(Stored items from a collection)
★ ★ ★ ★

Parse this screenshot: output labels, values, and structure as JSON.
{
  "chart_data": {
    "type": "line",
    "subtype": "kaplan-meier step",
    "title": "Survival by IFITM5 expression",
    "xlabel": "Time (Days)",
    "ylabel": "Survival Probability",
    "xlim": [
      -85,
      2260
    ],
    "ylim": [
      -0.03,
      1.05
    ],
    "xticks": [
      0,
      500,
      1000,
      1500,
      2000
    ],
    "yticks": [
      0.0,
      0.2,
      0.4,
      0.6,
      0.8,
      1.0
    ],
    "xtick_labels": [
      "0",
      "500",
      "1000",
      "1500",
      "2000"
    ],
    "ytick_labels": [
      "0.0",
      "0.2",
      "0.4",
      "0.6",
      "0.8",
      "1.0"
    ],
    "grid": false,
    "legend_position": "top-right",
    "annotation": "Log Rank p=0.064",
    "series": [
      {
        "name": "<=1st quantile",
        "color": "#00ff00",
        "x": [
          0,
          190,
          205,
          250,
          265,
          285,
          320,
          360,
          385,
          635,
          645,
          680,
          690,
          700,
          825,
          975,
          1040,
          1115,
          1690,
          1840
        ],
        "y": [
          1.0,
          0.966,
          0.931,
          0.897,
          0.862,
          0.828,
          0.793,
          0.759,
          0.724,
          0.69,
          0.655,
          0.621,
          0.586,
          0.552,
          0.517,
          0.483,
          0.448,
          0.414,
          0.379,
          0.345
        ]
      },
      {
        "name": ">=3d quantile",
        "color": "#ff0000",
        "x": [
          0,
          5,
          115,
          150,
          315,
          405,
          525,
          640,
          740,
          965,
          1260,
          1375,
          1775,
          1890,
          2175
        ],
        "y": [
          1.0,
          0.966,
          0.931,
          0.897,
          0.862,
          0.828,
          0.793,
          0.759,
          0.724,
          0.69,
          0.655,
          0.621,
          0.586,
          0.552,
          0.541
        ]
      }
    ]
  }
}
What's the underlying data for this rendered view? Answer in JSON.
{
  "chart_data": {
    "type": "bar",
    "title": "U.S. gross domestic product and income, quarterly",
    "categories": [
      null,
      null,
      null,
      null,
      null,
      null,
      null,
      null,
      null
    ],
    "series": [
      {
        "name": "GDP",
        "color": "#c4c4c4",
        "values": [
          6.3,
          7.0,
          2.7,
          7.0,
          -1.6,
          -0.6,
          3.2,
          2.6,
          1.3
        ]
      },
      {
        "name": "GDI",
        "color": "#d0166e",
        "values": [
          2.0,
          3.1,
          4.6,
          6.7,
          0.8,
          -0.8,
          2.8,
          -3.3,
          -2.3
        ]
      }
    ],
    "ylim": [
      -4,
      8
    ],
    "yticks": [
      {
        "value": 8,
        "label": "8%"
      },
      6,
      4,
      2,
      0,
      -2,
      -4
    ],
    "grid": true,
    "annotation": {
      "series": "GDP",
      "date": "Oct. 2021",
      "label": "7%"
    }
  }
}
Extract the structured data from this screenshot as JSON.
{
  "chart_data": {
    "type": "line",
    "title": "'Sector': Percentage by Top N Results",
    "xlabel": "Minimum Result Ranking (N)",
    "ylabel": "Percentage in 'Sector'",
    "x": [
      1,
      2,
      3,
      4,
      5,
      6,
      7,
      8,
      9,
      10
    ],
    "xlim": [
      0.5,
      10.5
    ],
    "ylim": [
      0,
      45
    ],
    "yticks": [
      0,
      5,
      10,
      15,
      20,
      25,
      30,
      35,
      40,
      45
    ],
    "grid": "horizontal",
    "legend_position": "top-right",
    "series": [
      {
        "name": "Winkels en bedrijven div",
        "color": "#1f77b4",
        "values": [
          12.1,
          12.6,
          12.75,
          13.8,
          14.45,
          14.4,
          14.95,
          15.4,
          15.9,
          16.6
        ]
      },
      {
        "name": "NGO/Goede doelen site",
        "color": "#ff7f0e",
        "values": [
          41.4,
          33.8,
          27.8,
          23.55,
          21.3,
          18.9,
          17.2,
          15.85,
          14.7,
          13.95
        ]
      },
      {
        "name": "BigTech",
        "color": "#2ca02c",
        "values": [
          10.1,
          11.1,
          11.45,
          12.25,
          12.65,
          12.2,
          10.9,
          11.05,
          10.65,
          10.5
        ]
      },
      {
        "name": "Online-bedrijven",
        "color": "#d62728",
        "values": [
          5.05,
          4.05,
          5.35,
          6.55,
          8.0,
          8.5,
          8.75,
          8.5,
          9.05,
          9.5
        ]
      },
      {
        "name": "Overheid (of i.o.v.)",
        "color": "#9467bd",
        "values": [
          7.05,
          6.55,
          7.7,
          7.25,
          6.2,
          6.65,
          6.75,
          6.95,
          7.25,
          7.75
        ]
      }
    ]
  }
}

★ ★ ★ ★

**Given instruction:** Write out the full listing exactly as given.

**Final result:**
Parse this screenshot: output labels, values, and structure as JSON.
{
  "chart_data": {
    "type": "line",
    "subtype": "kaplan-meier step",
    "title": "Survival by IFITM5 expression",
    "xlabel": "Time (Days)",
    "ylabel": "Survival Probability",
    "xlim": [
      -85,
      2260
    ],
    "ylim": [
      -0.03,
      1.05
    ],
    "xticks": [
      0,
      500,
      1000,
      1500,
      2000
    ],
    "yticks": [
      0.0,
      0.2,
      0.4,
      0.6,
      0.8,
      1.0
    ],
    "xtick_labels": [
      "0",
      "500",
      "1000",
      "1500",
      "2000"
    ],
    "ytick_labels": [
      "0.0",
      "0.2",
      "0.4",
      "0.6",
      "0.8",
      "1.0"
    ],
    "grid": false,
    "legend_position": "top-right",
    "annotation": "Log Rank p=0.064",
    "series": [
      {
        "name": "<=1st quantile",
        "color": "#00ff00",
        "x": [
          0,
          190,
          205,
          250,
          265,
          285,
          320,
          360,
          385,
          635,
          645,
          680,
          690,
          700,
          825,
          975,
          1040,
          1115,
          1690,
          1840
        ],
        "y": [
          1.0,
          0.966,
          0.931,
          0.897,
          0.862,
          0.828,
          0.793,
          0.759,
          0.724,
          0.69,
          0.655,
          0.621,
          0.586,
          0.552,
          0.517,
          0.483,
          0.448,
          0.414,
          0.379,
          0.345
        ]
      },
      {
        "name": ">=3d quantile",
        "color": "#ff0000",
        "x": [
          0,
          5,
          115,
          150,
          315,
          405,
          525,
          640,
          740,
          965,
          1260,
          1375,
          1775,
          1890,
          2175
        ],
        "y": [
          1.0,
          0.966,
          0.931,
          0.897,
          0.862,
          0.828,
          0.793,
          0.759,
          0.724,
          0.69,
          0.655,
          0.621,
          0.586,
          0.552,
          0.541
        ]
      }
    ]
  }
}
What's the underlying data for this rendered view? Answer in JSON.
{
  "chart_data": {
    "type": "bar",
    "title": "U.S. gross domestic product and income, quarterly",
    "categories": [
      null,
      null,
      null,
      null,
      null,
      null,
      null,
      null,
      null
    ],
    "series": [
      {
        "name": "GDP",
        "color": "#c4c4c4",
        "values": [
          6.3,
          7.0,
          2.7,
          7.0,
          -1.6,
          -0.6,
          3.2,
          2.6,
          1.3
        ]
      },
      {
        "name": "GDI",
        "color": "#d0166e",
        "values": [
          2.0,
          3.1,
          4.6,
          6.7,
          0.8,
          -0.8,
          2.8,
          -3.3,
          -2.3
        ]
      }
    ],
    "ylim": [
      -4,
      8
    ],
    "yticks": [
      {
        "value": 8,
        "label": "8%"
      },
      6,
      4,
      2,
      0,
      -2,
      -4
    ],
    "grid": true,
    "annotation": {
      "series": "GDP",
      "date": "Oct. 2021",
      "label": "7%"
    }
  }
}
Extract the structured data from this screenshot as JSON.
{
  "chart_data": {
    "type": "line",
    "title": "'Sector': Percentage by Top N Results",
    "xlabel": "Minimum Result Ranking (N)",
    "ylabel": "Percentage in 'Sector'",
    "x": [
      1,
      2,
      3,
      4,
      5,
      6,
      7,
      8,
      9,
      10
    ],
    "xlim": [
      0.5,
      10.5
    ],
    "ylim": [
      0,
      45
    ],
    "yticks": [
      0,
      5,
      10,
      15,
      20,
      25,
      30,
      35,
      40,
      45
    ],
    "grid": "horizontal",
    "legend_position": "top-right",
    "series": [
      {
        "name": "Winkels en bedrijven div",
        "color": "#1f77b4",
        "values": [
          12.1,
          12.6,
          12.75,
          13.8,
          14.45,
          14.4,
          14.95,
          15.4,
          15.9,
          16.6
        ]
      },
      {
        "name": "NGO/Goede doelen site",
        "color": "#ff7f0e",
        "values": [
          41.4,
          33.8,
          27.8,
          23.55,
          21.3,
          18.9,
          17.2,
          15.85,
          14.7,
          13.95
        ]
      },
      {
        "name": "BigTech",
        "color": "#2ca02c",
        "values": [
          10.1,
          11.1,
          11.45,
          12.25,
          12.65,
          12.2,
          10.9,
          11.05,
          10.65,
          10.5
        ]
      },
      {
        "name": "Online-bedrijven",
        "color": "#d62728",
        "values": [
          5.05,
          4.05,
          5.35,
          6.55,
          8.0,
          8.5,
          8.75,
          8.5,
          9.05,
          9.5
        ]
      },
      {
        "name": "Overheid (of i.o.v.)",
        "color": "#9467bd",
        "values": [
          7.05,
          6.55,
          7.7,
          7.25,
          6.2,
          6.65,
          6.75,
          6.95,
          7.25,
          7.75
        ]
      }
    ]
  }
}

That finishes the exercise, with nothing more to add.